§ EXERCISE DETAILS
Show every line in the records below that contains the word "JSON".

┌─ DATASET RECORDS

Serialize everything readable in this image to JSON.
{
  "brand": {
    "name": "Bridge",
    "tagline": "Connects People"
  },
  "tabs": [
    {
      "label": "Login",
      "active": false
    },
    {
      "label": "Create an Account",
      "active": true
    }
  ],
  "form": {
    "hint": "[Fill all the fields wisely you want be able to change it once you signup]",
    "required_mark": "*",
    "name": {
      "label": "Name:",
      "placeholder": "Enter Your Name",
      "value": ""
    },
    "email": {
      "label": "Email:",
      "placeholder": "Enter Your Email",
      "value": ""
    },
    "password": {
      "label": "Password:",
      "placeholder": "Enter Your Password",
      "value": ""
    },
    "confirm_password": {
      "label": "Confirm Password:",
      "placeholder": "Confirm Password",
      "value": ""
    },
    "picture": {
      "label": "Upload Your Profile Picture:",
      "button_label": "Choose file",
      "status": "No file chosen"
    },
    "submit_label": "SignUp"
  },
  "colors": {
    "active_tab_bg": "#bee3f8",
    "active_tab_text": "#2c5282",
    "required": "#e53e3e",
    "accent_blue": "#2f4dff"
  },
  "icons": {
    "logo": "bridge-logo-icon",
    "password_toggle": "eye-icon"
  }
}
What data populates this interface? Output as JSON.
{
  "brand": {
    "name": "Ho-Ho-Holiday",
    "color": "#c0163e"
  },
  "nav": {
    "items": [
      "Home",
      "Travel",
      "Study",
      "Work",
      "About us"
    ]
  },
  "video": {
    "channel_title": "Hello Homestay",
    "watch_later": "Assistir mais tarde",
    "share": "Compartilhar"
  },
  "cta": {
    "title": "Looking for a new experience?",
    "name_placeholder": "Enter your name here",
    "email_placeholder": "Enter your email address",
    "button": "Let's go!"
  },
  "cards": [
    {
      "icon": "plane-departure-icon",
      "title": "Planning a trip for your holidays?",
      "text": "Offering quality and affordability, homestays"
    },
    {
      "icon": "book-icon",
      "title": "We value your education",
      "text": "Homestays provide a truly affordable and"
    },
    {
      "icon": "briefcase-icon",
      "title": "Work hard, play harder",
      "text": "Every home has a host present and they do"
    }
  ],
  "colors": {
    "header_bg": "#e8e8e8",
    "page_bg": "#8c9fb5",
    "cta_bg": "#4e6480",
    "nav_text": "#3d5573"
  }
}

└─

§ ANSWER TO THE EXERCISE
Serialize everything readable in this image to JSON.
What data populates this interface? Output as JSON.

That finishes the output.